— Aim —
Output an exact reproduction of the data.

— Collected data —
########
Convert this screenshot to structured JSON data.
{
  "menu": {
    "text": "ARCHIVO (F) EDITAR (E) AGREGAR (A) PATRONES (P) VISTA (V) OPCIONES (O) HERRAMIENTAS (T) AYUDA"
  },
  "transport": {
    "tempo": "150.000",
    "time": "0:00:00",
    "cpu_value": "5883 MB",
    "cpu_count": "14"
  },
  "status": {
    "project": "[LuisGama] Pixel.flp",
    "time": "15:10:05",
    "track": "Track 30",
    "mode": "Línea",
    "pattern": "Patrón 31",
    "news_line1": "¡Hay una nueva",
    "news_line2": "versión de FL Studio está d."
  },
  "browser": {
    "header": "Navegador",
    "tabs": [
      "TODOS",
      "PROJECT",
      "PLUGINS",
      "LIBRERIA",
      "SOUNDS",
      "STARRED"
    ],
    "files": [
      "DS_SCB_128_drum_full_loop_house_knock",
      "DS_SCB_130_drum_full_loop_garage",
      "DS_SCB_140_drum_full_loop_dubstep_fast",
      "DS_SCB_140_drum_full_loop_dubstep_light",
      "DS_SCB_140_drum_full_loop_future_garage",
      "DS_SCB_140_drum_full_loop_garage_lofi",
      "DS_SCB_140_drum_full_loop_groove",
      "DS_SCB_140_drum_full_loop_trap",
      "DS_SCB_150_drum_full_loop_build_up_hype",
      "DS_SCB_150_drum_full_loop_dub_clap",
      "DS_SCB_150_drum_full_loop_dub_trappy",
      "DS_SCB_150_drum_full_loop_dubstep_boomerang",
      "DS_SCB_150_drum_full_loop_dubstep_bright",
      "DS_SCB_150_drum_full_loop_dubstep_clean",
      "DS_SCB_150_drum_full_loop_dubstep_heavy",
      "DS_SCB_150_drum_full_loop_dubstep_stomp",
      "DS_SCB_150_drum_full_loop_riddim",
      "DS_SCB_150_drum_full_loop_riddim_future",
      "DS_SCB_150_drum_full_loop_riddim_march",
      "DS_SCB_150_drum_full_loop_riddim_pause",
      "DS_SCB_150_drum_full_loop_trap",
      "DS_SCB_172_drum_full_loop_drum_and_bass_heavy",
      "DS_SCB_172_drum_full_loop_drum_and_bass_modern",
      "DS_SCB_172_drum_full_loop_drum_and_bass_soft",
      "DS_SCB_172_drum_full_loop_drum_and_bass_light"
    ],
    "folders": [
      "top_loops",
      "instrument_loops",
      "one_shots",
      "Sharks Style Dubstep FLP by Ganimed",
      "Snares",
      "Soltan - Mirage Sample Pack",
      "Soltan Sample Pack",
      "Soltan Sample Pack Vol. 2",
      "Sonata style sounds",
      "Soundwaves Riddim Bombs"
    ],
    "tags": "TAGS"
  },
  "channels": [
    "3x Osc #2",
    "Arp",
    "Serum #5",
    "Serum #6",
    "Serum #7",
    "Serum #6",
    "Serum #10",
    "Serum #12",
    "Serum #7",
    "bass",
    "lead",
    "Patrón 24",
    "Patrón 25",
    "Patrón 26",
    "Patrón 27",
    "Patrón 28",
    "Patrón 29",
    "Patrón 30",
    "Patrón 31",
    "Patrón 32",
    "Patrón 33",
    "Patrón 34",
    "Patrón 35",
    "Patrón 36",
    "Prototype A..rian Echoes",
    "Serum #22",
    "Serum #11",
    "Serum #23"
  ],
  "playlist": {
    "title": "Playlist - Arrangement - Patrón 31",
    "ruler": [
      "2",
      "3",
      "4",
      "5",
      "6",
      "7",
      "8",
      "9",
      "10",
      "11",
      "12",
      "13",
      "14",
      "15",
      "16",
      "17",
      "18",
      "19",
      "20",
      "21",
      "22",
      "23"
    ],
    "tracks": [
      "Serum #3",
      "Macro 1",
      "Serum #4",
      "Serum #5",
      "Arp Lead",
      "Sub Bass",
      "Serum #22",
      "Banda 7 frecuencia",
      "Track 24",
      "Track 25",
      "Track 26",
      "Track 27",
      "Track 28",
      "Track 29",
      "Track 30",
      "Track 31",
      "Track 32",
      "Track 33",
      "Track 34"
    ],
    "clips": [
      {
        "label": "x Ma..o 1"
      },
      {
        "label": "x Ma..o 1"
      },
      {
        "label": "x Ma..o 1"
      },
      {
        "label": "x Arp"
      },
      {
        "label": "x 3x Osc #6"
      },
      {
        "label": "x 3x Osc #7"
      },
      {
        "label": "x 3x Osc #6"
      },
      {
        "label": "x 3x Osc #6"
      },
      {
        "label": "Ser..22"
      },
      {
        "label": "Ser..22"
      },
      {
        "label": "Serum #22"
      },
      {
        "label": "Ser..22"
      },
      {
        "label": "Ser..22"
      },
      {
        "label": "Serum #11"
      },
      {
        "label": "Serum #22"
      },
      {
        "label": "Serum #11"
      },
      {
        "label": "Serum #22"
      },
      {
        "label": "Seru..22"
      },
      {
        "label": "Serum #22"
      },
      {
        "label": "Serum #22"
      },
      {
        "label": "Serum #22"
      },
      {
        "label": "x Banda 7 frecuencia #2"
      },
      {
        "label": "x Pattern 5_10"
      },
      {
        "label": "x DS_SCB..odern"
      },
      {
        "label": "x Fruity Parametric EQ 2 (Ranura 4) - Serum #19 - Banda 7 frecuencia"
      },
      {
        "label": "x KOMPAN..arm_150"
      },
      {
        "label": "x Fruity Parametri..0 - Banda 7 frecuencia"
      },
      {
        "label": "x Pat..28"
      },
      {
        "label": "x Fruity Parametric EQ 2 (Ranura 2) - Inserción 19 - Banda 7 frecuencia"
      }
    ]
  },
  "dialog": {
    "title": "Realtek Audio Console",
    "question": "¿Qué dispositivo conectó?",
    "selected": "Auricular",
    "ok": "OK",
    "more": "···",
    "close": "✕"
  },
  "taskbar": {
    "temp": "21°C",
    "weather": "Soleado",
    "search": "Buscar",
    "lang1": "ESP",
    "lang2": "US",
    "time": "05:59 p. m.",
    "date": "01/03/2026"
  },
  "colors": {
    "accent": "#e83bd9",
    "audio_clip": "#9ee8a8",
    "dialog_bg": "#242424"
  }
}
########
— Correct answer —
Convert this screenshot to structured JSON data.
{
  "menu": {
    "text": "ARCHIVO (F) EDITAR (E) AGREGAR (A) PATRONES (P) VISTA (V) OPCIONES (O) HERRAMIENTAS (T) AYUDA"
  },
  "transport": {
    "tempo": "150.000",
    "time": "0:00:00",
    "cpu_value": "5883 MB",
    "cpu_count": "14"
  },
  "status": {
    "project": "[LuisGama] Pixel.flp",
    "time": "15:10:05",
    "track": "Track 30",
    "mode": "Línea",
    "pattern": "Patrón 31",
    "news_line1": "¡Hay una nueva",
    "news_line2": "versión de FL Studio está d."
  },
  "browser": {
    "header": "Navegador",
    "tabs": [
      "TODOS",
      "PROJECT",
      "PLUGINS",
      "LIBRERIA",
      "SOUNDS",
      "STARRED"
    ],
    "files": [
      "DS_SCB_128_drum_full_loop_house_knock",
      "DS_SCB_130_drum_full_loop_garage",
      "DS_SCB_140_drum_full_loop_dubstep_fast",
      "DS_SCB_140_drum_full_loop_dubstep_light",
      "DS_SCB_140_drum_full_loop_future_garage",
      "DS_SCB_140_drum_full_loop_garage_lofi",
      "DS_SCB_140_drum_full_loop_groove",
      "DS_SCB_140_drum_full_loop_trap",
      "DS_SCB_150_drum_full_loop_build_up_hype",
      "DS_SCB_150_drum_full_loop_dub_clap",
      "DS_SCB_150_drum_full_loop_dub_trappy",
      "DS_SCB_150_drum_full_loop_dubstep_boomerang",
      "DS_SCB_150_drum_full_loop_dubstep_bright",
      "DS_SCB_150_drum_full_loop_dubstep_clean",
      "DS_SCB_150_drum_full_loop_dubstep_heavy",
      "DS_SCB_150_drum_full_loop_dubstep_stomp",
      "DS_SCB_150_drum_full_loop_riddim",
      "DS_SCB_150_drum_full_loop_riddim_future",
      "DS_SCB_150_drum_full_loop_riddim_march",
      "DS_SCB_150_drum_full_loop_riddim_pause",
      "DS_SCB_150_drum_full_loop_trap",
      "DS_SCB_172_drum_full_loop_drum_and_bass_heavy",
      "DS_SCB_172_drum_full_loop_drum_and_bass_modern",
      "DS_SCB_172_drum_full_loop_drum_and_bass_soft",
      "DS_SCB_172_drum_full_loop_drum_and_bass_light"
    ],
    "folders": [
      "top_loops",
      "instrument_loops",
      "one_shots",
      "Sharks Style Dubstep FLP by Ganimed",
      "Snares",
      "Soltan - Mirage Sample Pack",
      "Soltan Sample Pack",
      "Soltan Sample Pack Vol. 2",
      "Sonata style sounds",
      "Soundwaves Riddim Bombs"
    ],
    "tags": "TAGS"
  },
  "channels": [
    "3x Osc #2",
    "Arp",
    "Serum #5",
    "Serum #6",
    "Serum #7",
    "Serum #6",
    "Serum #10",
    "Serum #12",
    "Serum #7",
    "bass",
    "lead",
    "Patrón 24",
    "Patrón 25",
    "Patrón 26",
    "Patrón 27",
    "Patrón 28",
    "Patrón 29",
    "Patrón 30",
    "Patrón 31",
    "Patrón 32",
    "Patrón 33",
    "Patrón 34",
    "Patrón 35",
    "Patrón 36",
    "Prototype A..rian Echoes",
    "Serum #22",
    "Serum #11",
    "Serum #23"
  ],
  "playlist": {
    "title": "Playlist - Arrangement - Patrón 31",
    "ruler": [
      "2",
      "3",
      "4",
      "5",
      "6",
      "7",
      "8",
      "9",
      "10",
      "11",
      "12",
      "13",
      "14",
      "15",
      "16",
      "17",
      "18",
      "19",
      "20",
      "21",
      "22",
      "23"
    ],
    "tracks": [
      "Serum #3",
      "Macro 1",
      "Serum #4",
      "Serum #5",
      "Arp Lead",
      "Sub Bass",
      "Serum #22",
      "Banda 7 frecuencia",
      "Track 24",
      "Track 25",
      "Track 26",
      "Track 27",
      "Track 28",
      "Track 29",
      "Track 30",
      "Track 31",
      "Track 32",
      "Track 33",
      "Track 34"
    ],
    "clips": [
      {
        "label": "x Ma..o 1"
      },
      {
        "label": "x Ma..o 1"
      },
      {
        "label": "x Ma..o 1"
      },
      {
        "label": "x Arp"
      },
      {
        "label": "x 3x Osc #6"
      },
      {
        "label": "x 3x Osc #7"
      },
      {
        "label": "x 3x Osc #6"
      },
      {
        "label": "x 3x Osc #6"
      },
      {
        "label": "Ser..22"
      },
      {
        "label": "Ser..22"
      },
      {
        "label": "Serum #22"
      },
      {
        "label": "Ser..22"
      },
      {
        "label": "Ser..22"
      },
      {
        "label": "Serum #11"
      },
      {
        "label": "Serum #22"
      },
      {
        "label": "Serum #11"
      },
      {
        "label": "Serum #22"
      },
      {
        "label": "Seru..22"
      },
      {
        "label": "Serum #22"
      },
      {
        "label": "Serum #22"
      },
      {
        "label": "Serum #22"
      },
      {
        "label": "x Banda 7 frecuencia #2"
      },
      {
        "label": "x Pattern 5_10"
      },
      {
        "label": "x DS_SCB..odern"
      },
      {
        "label": "x Fruity Parametric EQ 2 (Ranura 4) - Serum #19 - Banda 7 frecuencia"
      },
      {
        "label": "x KOMPAN..arm_150"
      },
      {
        "label": "x Fruity Parametri..0 - Banda 7 frecuencia"
      },
      {
        "label": "x Pat..28"
      },
      {
        "label": "x Fruity Parametric EQ 2 (Ranura 2) - Inserción 19 - Banda 7 frecuencia"
      }
    ]
  },
  "dialog": {
    "title": "Realtek Audio Console",
    "question": "¿Qué dispositivo conectó?",
    "selected": "Auricular",
    "ok": "OK",
    "more": "···",
    "close": "✕"
  },
  "taskbar": {
    "temp": "21°C",
    "weather": "Soleado",
    "search": "Buscar",
    "lang1": "ESP",
    "lang2": "US",
    "time": "05:59 p. m.",
    "date": "01/03/2026"
  },
  "colors": {
    "accent": "#e83bd9",
    "audio_clip": "#9ee8a8",
    "dialog_bg": "#242424"
  }
}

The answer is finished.